===== Information provided

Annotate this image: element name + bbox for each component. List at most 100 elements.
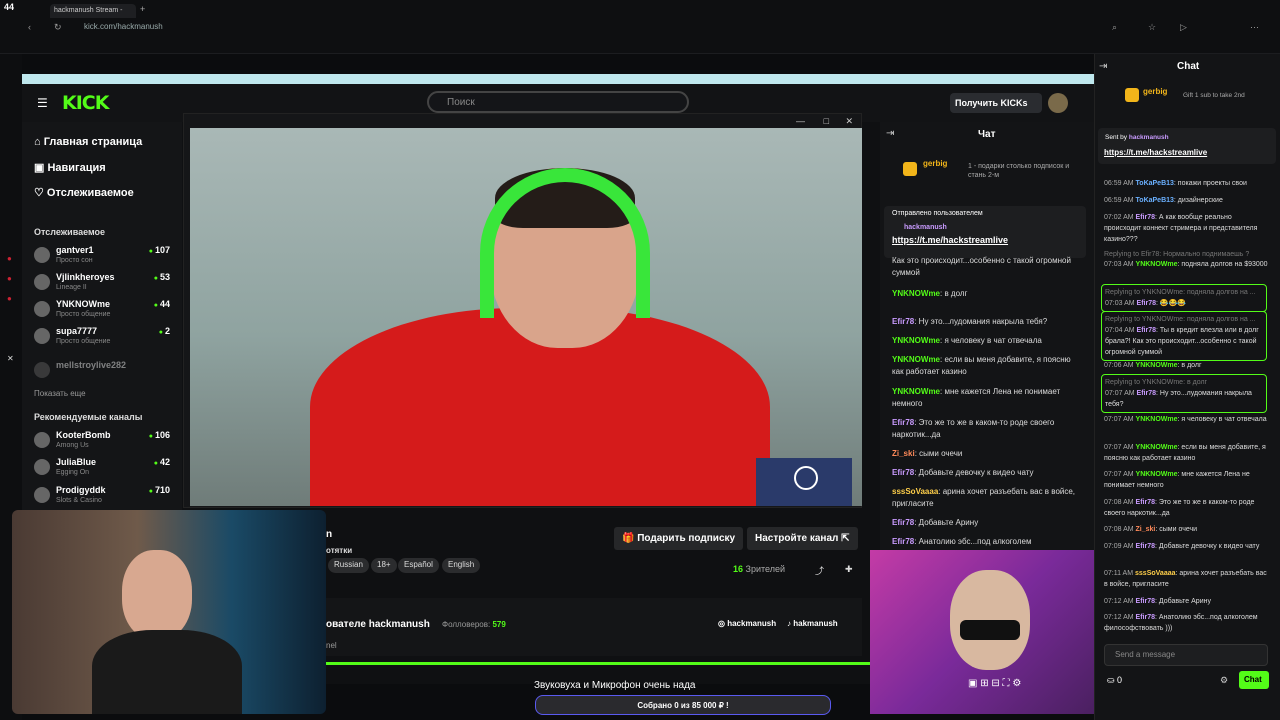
gift-text: 1 - подарки столько подписок и стань 2-м	[968, 163, 1070, 179]
maximize-icon[interactable]: □	[824, 116, 829, 126]
collapse-chat-icon[interactable]: ⇥	[1099, 61, 1107, 72]
app-icon[interactable]: ●	[7, 294, 12, 303]
chat-message: 07:03 AM YNKNOWme: подняла долгов на $93…	[1104, 261, 1268, 268]
points-display[interactable]: ⛀ 0	[1107, 675, 1122, 686]
play-icon[interactable]: ▷	[1180, 22, 1187, 33]
chat-message: Как это происходит...особенно с такой ог…	[892, 256, 1071, 277]
instagram-link[interactable]: ◎ hackmanush	[718, 619, 776, 628]
kick-logo[interactable]: KICK	[62, 92, 109, 114]
inner-chat-title: Чат	[978, 129, 996, 140]
app-icon[interactable]: ●	[7, 274, 12, 283]
close-icon[interactable]: ✕	[845, 116, 853, 127]
obs-icon	[794, 466, 818, 490]
chat-message: 07:07 AM YNKNOWme: мне кажется Лена не п…	[1104, 471, 1250, 489]
address-bar[interactable]: kick.com/hackmanush	[84, 22, 163, 31]
app-icon[interactable]: ●	[7, 254, 12, 263]
nav-browse[interactable]: ▣ Навигация	[34, 161, 106, 174]
donation-progress-bar: Собрано 0 из 85 000 ₽ !	[535, 695, 831, 715]
nav-following[interactable]: ♡ Отслеживаемое	[34, 186, 134, 199]
viewer-count: 16 Зрителей	[733, 564, 786, 574]
gift-sub-button[interactable]: 🎁 Подарить подписку	[614, 527, 744, 550]
browser-tab[interactable]: hackmanush Stream -	[50, 4, 136, 18]
chat-message: Efir78: Добавьте девочку к видео чату	[892, 468, 1034, 477]
get-kicks-button[interactable]: Получить KICKs	[950, 93, 1042, 113]
channel-fragment: nel	[326, 641, 337, 650]
chat-message: 06:59 AM ToKaPeB13: покажи проекты свои	[1104, 180, 1247, 187]
hamburger-icon[interactable]: ☰	[37, 96, 48, 110]
nav-home[interactable]: ⌂ Главная страница	[34, 136, 142, 148]
settings-icon[interactable]: ⚙	[1220, 675, 1228, 686]
chat-message: YNKNOWme: если вы меня добавите, я поясн…	[892, 355, 1071, 376]
followers-count: Фолловеров: 579	[442, 620, 506, 629]
pinned-link[interactable]: https://t.me/hackstreamlive	[892, 235, 1008, 245]
chat-message: Zi_ski: сыми очечи	[892, 449, 963, 458]
chat-send-button[interactable]: Chat	[1239, 671, 1269, 689]
follow-icon[interactable]: ✚	[845, 564, 853, 575]
chat-message: YNKNOWme: я человеку в чат отвечала	[892, 336, 1042, 345]
search-input[interactable]: Поиск	[427, 91, 689, 113]
video-player[interactable]	[190, 128, 862, 506]
minimize-icon[interactable]: —	[796, 116, 805, 126]
pinned-user: hackmanush	[904, 224, 947, 231]
tiktok-link[interactable]: ♪ hakmanush	[787, 619, 838, 628]
sidebar-channel[interactable]: gantver1Просто сон107	[34, 245, 174, 271]
browser-toolbar: 44 hackmanush Stream - + ‹ ↻ kick.com/ha…	[0, 0, 1280, 54]
chat-message-highlighted: Replying to YNKNOWme: подняла долгов на …	[1101, 284, 1267, 312]
chat-message: 07:08 AM Zi_ski: сыми очечи	[1104, 526, 1198, 533]
share-icon[interactable]: ⤴	[815, 564, 824, 577]
sidebar-channel[interactable]: supa7777Просто общение2	[34, 326, 174, 352]
chat-input[interactable]: Send a message	[1104, 644, 1268, 666]
chat-message: Efir78: Это же то же в каком-то роде сво…	[892, 418, 1055, 439]
sidebar-channel[interactable]: JuliaBlueEgging On42	[34, 457, 174, 483]
donation-goal-title: Звуковуха и Микрофон очень нада	[534, 680, 696, 691]
chat-message: 07:07 AM YNKNOWme: если вы меня добавите…	[1104, 444, 1266, 462]
obs-thumbnail	[756, 458, 852, 506]
chat-message: 07:06 AM YNKNOWme: в долг	[1104, 362, 1202, 369]
stream-title-fragment: n	[326, 529, 333, 540]
webcam-face	[122, 550, 192, 640]
tag-english[interactable]: English	[442, 558, 481, 573]
menu-icon[interactable]: ⋯	[1250, 22, 1259, 33]
avatar[interactable]	[1048, 93, 1068, 113]
reload-icon[interactable]: ↻	[54, 22, 62, 33]
gift-text: Gift 1 sub to take 2nd	[1183, 92, 1245, 99]
webcam-overlay-right	[870, 550, 1094, 714]
tag-18[interactable]: 18+	[371, 558, 397, 573]
sidebar-channel[interactable]: VjlinkheroyesLineage II53	[34, 272, 174, 298]
back-icon[interactable]: ‹	[28, 22, 31, 32]
zoom-icon[interactable]: ⌕	[1112, 22, 1117, 33]
pinned-label: Отправлено пользователем	[892, 210, 983, 217]
collapse-chat-icon[interactable]: ⇥	[886, 128, 894, 139]
pinned-link[interactable]: https://t.me/hackstreamlive	[1104, 148, 1207, 157]
recommended-section-title: Рекомендуемые каналы	[34, 412, 143, 422]
sunglasses	[960, 620, 1020, 640]
new-tab-icon[interactable]: +	[140, 4, 145, 14]
sidebar-channel[interactable]: ProdigyddkSlots & Casino710	[34, 485, 174, 511]
tab-count[interactable]: 44	[4, 2, 14, 12]
gifter-name: gerbig	[923, 159, 948, 168]
chat-message: 07:11 AM sssSoVaaaa: арина хочет разъеба…	[1104, 570, 1267, 588]
stream-category-fragment: отятки	[326, 546, 353, 555]
tag-espanol[interactable]: Español	[398, 558, 439, 573]
sidebar-channel[interactable]: YNKNOWmeПросто общение44	[34, 299, 174, 325]
chat-message: 07:12 AM Efir78: Добавьте Арину	[1104, 598, 1211, 605]
chat-message: YNKNOWme: мне кажется Лена не понимает н…	[892, 387, 1061, 408]
about-title: ователе hackmanush	[326, 619, 430, 630]
chat-message-highlighted: Replying to YNKNOWme: подняла долгов на …	[1101, 311, 1267, 361]
following-section-title: Отслеживаемое	[34, 227, 106, 237]
webcam-body	[92, 630, 242, 714]
show-more-link[interactable]: Показать еще	[34, 389, 86, 398]
chat-message: Efir78: Ну это...лудомания накрыла тебя?	[892, 317, 1048, 326]
sidebar-channel-offline[interactable]: mellstroylive282	[34, 360, 174, 386]
setup-channel-button[interactable]: Настройте канал ⇱	[747, 527, 858, 550]
tag-russian[interactable]: Russian	[328, 558, 369, 573]
chat-message: 07:12 AM Efir78: Анатолию эбс...под алко…	[1104, 614, 1258, 632]
chat-message: sssSoVaaaa: арина хочет разъебать вас в …	[892, 487, 1076, 508]
sidebar-channel[interactable]: KooterBombAmong Us106	[34, 430, 174, 456]
x-icon[interactable]: ✕	[7, 354, 14, 363]
bookmark-icon[interactable]: ☆	[1148, 22, 1156, 33]
chat-message: YNKNOWme: в долг	[892, 289, 968, 298]
chat-message: 07:07 AM YNKNOWme: я человеку в чат отве…	[1104, 416, 1267, 423]
player-controls[interactable]: ▣ ⊞ ⊟ ⛶ ⚙	[968, 678, 1021, 689]
webcam-overlay-left	[12, 510, 326, 714]
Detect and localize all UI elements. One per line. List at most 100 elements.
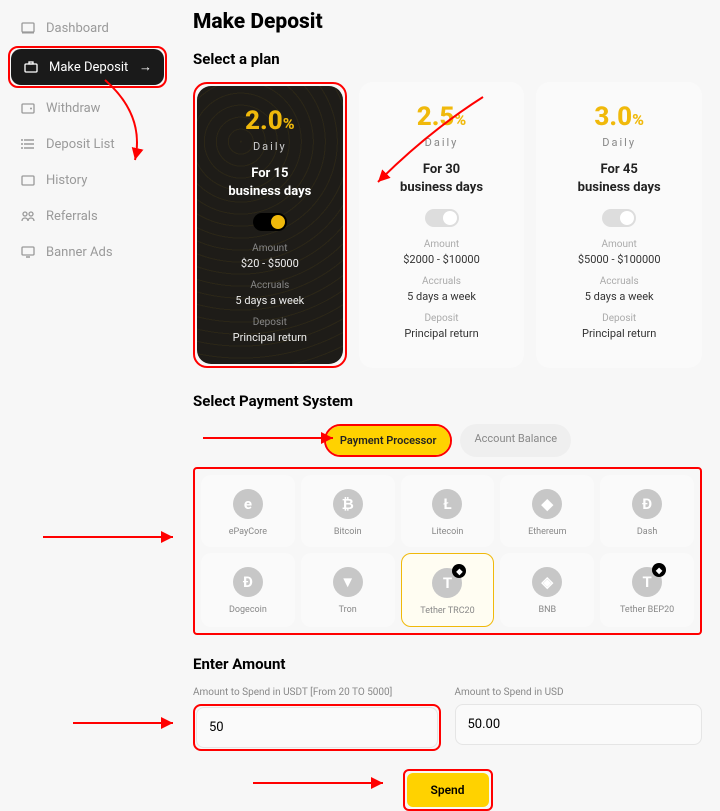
spend-button[interactable]: Spend bbox=[407, 773, 489, 807]
amount-usd-label: Amount to Spend in USD bbox=[455, 687, 703, 698]
dash-icon: Đ bbox=[632, 489, 662, 519]
arrow-right-icon: → bbox=[139, 59, 152, 75]
pay-method-bnb[interactable]: ◈BNB bbox=[500, 553, 594, 627]
tether-icon: T◆ bbox=[432, 568, 462, 598]
accruals-label: Accruals bbox=[369, 276, 515, 287]
history-icon bbox=[20, 172, 36, 188]
plan-toggle[interactable] bbox=[602, 209, 636, 227]
deposit-value: Principal return bbox=[546, 327, 692, 340]
amount-section: Enter Amount Amount to Spend in USDT [Fr… bbox=[193, 655, 702, 811]
amount-value: $20 - $5000 bbox=[207, 257, 333, 270]
deposit-label: Deposit bbox=[546, 313, 692, 324]
sidebar-item-history[interactable]: History bbox=[8, 162, 167, 198]
pay-tabs-row: Payment Processor Account Balance bbox=[193, 424, 702, 467]
annotation-arrow-icon bbox=[253, 773, 393, 793]
plan-rate: 3.0% bbox=[546, 102, 692, 132]
plan-rate: 2.0% bbox=[207, 106, 333, 136]
plan-period-label: Daily bbox=[369, 136, 515, 149]
plan-card-1[interactable]: 2.0% Daily For 15business days Amount $2… bbox=[197, 86, 343, 364]
sidebar-item-make-deposit[interactable]: Make Deposit → bbox=[11, 49, 164, 85]
ethereum-icon: ◆ bbox=[532, 489, 562, 519]
pay-method-bitcoin[interactable]: ₿Bitcoin bbox=[301, 475, 395, 547]
payment-section: Select Payment System Payment Processor … bbox=[193, 392, 702, 635]
pay-method-tron[interactable]: ▼Tron bbox=[301, 553, 395, 627]
sidebar: Dashboard Make Deposit → Withdraw Deposi… bbox=[0, 0, 175, 810]
plan-duration: For 30business days bbox=[369, 161, 515, 197]
network-badge-icon: ◆ bbox=[452, 564, 466, 578]
highlight-box: 2.0% Daily For 15business days Amount $2… bbox=[193, 82, 347, 368]
main-content: Make Deposit Select a plan 2.0% Daily Fo… bbox=[175, 0, 720, 810]
sidebar-item-label: Dashboard bbox=[46, 21, 109, 36]
amount-value: $5000 - $100000 bbox=[546, 253, 692, 266]
amount-value: $2000 - $10000 bbox=[369, 253, 515, 266]
highlight-box: eePayCore ₿Bitcoin ŁLitecoin ◆Ethereum Đ… bbox=[193, 467, 702, 635]
dogecoin-icon: Ð bbox=[233, 567, 263, 597]
highlight-box: Spend bbox=[403, 769, 493, 811]
deposit-label: Deposit bbox=[207, 317, 333, 328]
dashboard-icon bbox=[20, 20, 36, 36]
deposit-value: Principal return bbox=[207, 331, 333, 344]
wallet-icon bbox=[20, 100, 36, 116]
accruals-value: 5 days a week bbox=[546, 290, 692, 303]
deposit-value: Principal return bbox=[369, 327, 515, 340]
accruals-label: Accruals bbox=[546, 276, 692, 287]
deposit-label: Deposit bbox=[369, 313, 515, 324]
sidebar-item-deposit-list[interactable]: Deposit List bbox=[8, 126, 167, 162]
accruals-value: 5 days a week bbox=[369, 290, 515, 303]
payment-grid: eePayCore ₿Bitcoin ŁLitecoin ◆Ethereum Đ… bbox=[201, 475, 694, 627]
sidebar-item-label: History bbox=[46, 173, 87, 188]
sidebar-item-label: Deposit List bbox=[46, 137, 115, 152]
plan-card-2[interactable]: 2.5% Daily For 30business days Amount $2… bbox=[359, 82, 525, 368]
highlight-box: Payment Processor bbox=[324, 424, 453, 457]
plans-row: 2.0% Daily For 15business days Amount $2… bbox=[193, 82, 702, 368]
tron-icon: ▼ bbox=[333, 567, 363, 597]
tab-account-balance[interactable]: Account Balance bbox=[460, 424, 571, 457]
amount-spend-input[interactable] bbox=[196, 707, 438, 748]
plan-toggle[interactable] bbox=[253, 213, 287, 231]
tab-payment-processor[interactable]: Payment Processor bbox=[326, 426, 451, 455]
plan-period-label: Daily bbox=[546, 136, 692, 149]
amount-label: Amount bbox=[207, 243, 333, 254]
section-title-plan: Select a plan bbox=[193, 50, 702, 68]
amount-spend-label: Amount to Spend in USDT [From 20 TO 5000… bbox=[193, 687, 441, 698]
amount-usd-col: Amount to Spend in USD bbox=[455, 687, 703, 751]
amount-usd-input[interactable] bbox=[455, 704, 703, 745]
plan-card-3[interactable]: 3.0% Daily For 45business days Amount $5… bbox=[536, 82, 702, 368]
highlight-box bbox=[193, 704, 441, 751]
highlight-box: Make Deposit → bbox=[8, 46, 167, 88]
pay-method-litecoin[interactable]: ŁLitecoin bbox=[401, 475, 495, 547]
plan-period-label: Daily bbox=[207, 140, 333, 153]
section-title-amount: Enter Amount bbox=[193, 655, 702, 673]
pay-method-tether-bep20[interactable]: T◆Tether BEP20 bbox=[600, 553, 694, 627]
sidebar-item-banner-ads[interactable]: Banner Ads bbox=[8, 234, 167, 270]
pay-method-dash[interactable]: ĐDash bbox=[600, 475, 694, 547]
tether-icon: T◆ bbox=[632, 567, 662, 597]
litecoin-icon: Ł bbox=[432, 489, 462, 519]
briefcase-icon bbox=[23, 59, 39, 75]
sidebar-item-referrals[interactable]: Referrals bbox=[8, 198, 167, 234]
list-icon bbox=[20, 136, 36, 152]
accruals-value: 5 days a week bbox=[207, 294, 333, 307]
monitor-icon bbox=[20, 244, 36, 260]
sidebar-item-label: Withdraw bbox=[46, 101, 100, 116]
network-badge-icon: ◆ bbox=[652, 563, 666, 577]
bitcoin-icon: ₿ bbox=[333, 489, 363, 519]
sidebar-item-label: Banner Ads bbox=[46, 245, 113, 260]
sidebar-item-withdraw[interactable]: Withdraw bbox=[8, 90, 167, 126]
pay-method-dogecoin[interactable]: ÐDogecoin bbox=[201, 553, 295, 627]
pay-method-ethereum[interactable]: ◆Ethereum bbox=[500, 475, 594, 547]
bnb-icon: ◈ bbox=[532, 567, 562, 597]
people-icon bbox=[20, 208, 36, 224]
sidebar-item-dashboard[interactable]: Dashboard bbox=[8, 10, 167, 46]
annotation-arrow-icon bbox=[203, 428, 343, 448]
amount-label: Amount bbox=[546, 239, 692, 250]
plan-toggle[interactable] bbox=[425, 209, 459, 227]
plan-duration: For 15business days bbox=[207, 165, 333, 201]
section-title-payment: Select Payment System bbox=[193, 392, 702, 410]
epaycore-icon: e bbox=[233, 489, 263, 519]
sidebar-item-label: Referrals bbox=[46, 209, 98, 224]
accruals-label: Accruals bbox=[207, 280, 333, 291]
pay-method-epaycore[interactable]: eePayCore bbox=[201, 475, 295, 547]
page-title: Make Deposit bbox=[193, 10, 702, 34]
pay-method-tether-trc20[interactable]: T◆Tether TRC20 bbox=[401, 553, 495, 627]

==========

* Set exercise
Copy from the data, word for word, every line from the one containing "gift-text: 1 - подарки" through the one containing "chat-message: 07:03 AM", both of those lines included.

* Reply
gift-text: 1 - подарки столько подписок и стань 2-м	[968, 163, 1070, 179]
maximize-icon[interactable]: □	[824, 116, 829, 126]
collapse-chat-icon[interactable]: ⇥	[1099, 61, 1107, 72]
app-icon[interactable]: ●	[7, 294, 12, 303]
chat-message: 07:03 AM YNKNOWme: подняла долгов на $93…	[1104, 261, 1268, 268]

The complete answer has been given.